Exercise: Each entry that follows must be output without any deviation.

Source records:
◇ ◇ ◇ ◇ ◇ ◇ ◇

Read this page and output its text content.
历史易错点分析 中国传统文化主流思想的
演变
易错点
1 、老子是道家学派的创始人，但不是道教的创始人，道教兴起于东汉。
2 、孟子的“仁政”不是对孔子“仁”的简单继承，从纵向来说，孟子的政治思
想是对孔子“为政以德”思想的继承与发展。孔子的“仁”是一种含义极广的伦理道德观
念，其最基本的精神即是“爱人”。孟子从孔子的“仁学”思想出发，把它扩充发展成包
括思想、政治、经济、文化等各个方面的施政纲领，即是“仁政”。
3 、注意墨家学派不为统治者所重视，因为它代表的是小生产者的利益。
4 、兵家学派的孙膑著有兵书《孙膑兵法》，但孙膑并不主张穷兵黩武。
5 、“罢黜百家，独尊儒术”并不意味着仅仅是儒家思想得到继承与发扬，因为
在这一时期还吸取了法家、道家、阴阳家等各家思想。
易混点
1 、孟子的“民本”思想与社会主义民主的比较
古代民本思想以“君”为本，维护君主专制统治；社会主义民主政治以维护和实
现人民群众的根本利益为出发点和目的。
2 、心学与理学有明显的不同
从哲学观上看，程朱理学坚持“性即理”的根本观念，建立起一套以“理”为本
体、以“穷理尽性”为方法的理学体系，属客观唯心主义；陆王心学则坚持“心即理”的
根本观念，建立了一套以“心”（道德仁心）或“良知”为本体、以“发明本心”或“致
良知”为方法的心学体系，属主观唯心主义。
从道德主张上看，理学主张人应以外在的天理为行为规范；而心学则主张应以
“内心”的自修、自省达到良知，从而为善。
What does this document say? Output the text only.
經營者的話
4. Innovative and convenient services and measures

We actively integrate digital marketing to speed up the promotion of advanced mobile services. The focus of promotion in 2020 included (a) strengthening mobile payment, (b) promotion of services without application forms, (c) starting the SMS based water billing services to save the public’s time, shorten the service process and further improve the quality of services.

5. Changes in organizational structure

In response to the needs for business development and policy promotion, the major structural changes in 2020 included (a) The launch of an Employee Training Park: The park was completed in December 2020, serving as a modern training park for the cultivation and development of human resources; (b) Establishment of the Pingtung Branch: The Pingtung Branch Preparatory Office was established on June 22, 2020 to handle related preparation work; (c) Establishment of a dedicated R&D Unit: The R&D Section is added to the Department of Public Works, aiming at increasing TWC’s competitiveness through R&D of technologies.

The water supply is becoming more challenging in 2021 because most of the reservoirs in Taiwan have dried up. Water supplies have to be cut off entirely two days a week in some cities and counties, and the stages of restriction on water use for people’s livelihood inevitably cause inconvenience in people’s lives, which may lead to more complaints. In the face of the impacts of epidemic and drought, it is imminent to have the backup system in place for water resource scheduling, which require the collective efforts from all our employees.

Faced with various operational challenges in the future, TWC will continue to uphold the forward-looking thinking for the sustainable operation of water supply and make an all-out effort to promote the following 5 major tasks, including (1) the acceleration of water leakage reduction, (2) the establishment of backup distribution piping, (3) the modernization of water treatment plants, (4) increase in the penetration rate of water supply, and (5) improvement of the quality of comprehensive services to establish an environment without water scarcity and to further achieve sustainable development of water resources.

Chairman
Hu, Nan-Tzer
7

◇ ◇ ◇ ◇ ◇ ◇ ◇

Correct answer:
Read this page and output its text content.
历史易错点分析 中国传统文化主流思想的
演变
易错点
1 、老子是道家学派的创始人，但不是道教的创始人，道教兴起于东汉。
2 、孟子的“仁政”不是对孔子“仁”的简单继承，从纵向来说，孟子的政治思
想是对孔子“为政以德”思想的继承与发展。孔子的“仁”是一种含义极广的伦理道德观
念，其最基本的精神即是“爱人”。孟子从孔子的“仁学”思想出发，把它扩充发展成包
括思想、政治、经济、文化等各个方面的施政纲领，即是“仁政”。
3 、注意墨家学派不为统治者所重视，因为它代表的是小生产者的利益。
4 、兵家学派的孙膑著有兵书《孙膑兵法》，但孙膑并不主张穷兵黩武。
5 、“罢黜百家，独尊儒术”并不意味着仅仅是儒家思想得到继承与发扬，因为
在这一时期还吸取了法家、道家、阴阳家等各家思想。
易混点
1 、孟子的“民本”思想与社会主义民主的比较
古代民本思想以“君”为本，维护君主专制统治；社会主义民主政治以维护和实
现人民群众的根本利益为出发点和目的。
2 、心学与理学有明显的不同
从哲学观上看，程朱理学坚持“性即理”的根本观念，建立起一套以“理”为本
体、以“穷理尽性”为方法的理学体系，属客观唯心主义；陆王心学则坚持“心即理”的
根本观念，建立了一套以“心”（道德仁心）或“良知”为本体、以“发明本心”或“致
良知”为方法的心学体系，属主观唯心主义。
从道德主张上看，理学主张人应以外在的天理为行为规范；而心学则主张应以
“内心”的自修、自省达到良知，从而为善。
What does this document say? Output the text only.
經營者的話
4. Innovative and convenient services and measures

We actively integrate digital marketing to speed up the promotion of advanced mobile services. The focus of promotion in 2020 included (a) strengthening mobile payment, (b) promotion of services without application forms, (c) starting the SMS based water billing services to save the public’s time, shorten the service process and further improve the quality of services.

5. Changes in organizational structure

In response to the needs for business development and policy promotion, the major structural changes in 2020 included (a) The launch of an Employee Training Park: The park was completed in December 2020, serving as a modern training park for the cultivation and development of human resources; (b) Establishment of the Pingtung Branch: The Pingtung Branch Preparatory Office was established on June 22, 2020 to handle related preparation work; (c) Establishment of a dedicated R&D Unit: The R&D Section is added to the Department of Public Works, aiming at increasing TWC’s competitiveness through R&D of technologies.

The water supply is becoming more challenging in 2021 because most of the reservoirs in Taiwan have dried up. Water supplies have to be cut off entirely two days a week in some cities and counties, and the stages of restriction on water use for people’s livelihood inevitably cause inconvenience in people’s lives, which may lead to more complaints. In the face of the impacts of epidemic and drought, it is imminent to have the backup system in place for water resource scheduling, which require the collective efforts from all our employees.

Faced with various operational challenges in the future, TWC will continue to uphold the forward-looking thinking for the sustainable operation of water supply and make an all-out effort to promote the following 5 major tasks, including (1) the acceleration of water leakage reduction, (2) the establishment of backup distribution piping, (3) the modernization of water treatment plants, (4) increase in the penetration rate of water supply, and (5) improvement of the quality of comprehensive services to establish an environment without water scarcity and to further achieve sustainable development of water resources.

Chairman
Hu, Nan-Tzer
7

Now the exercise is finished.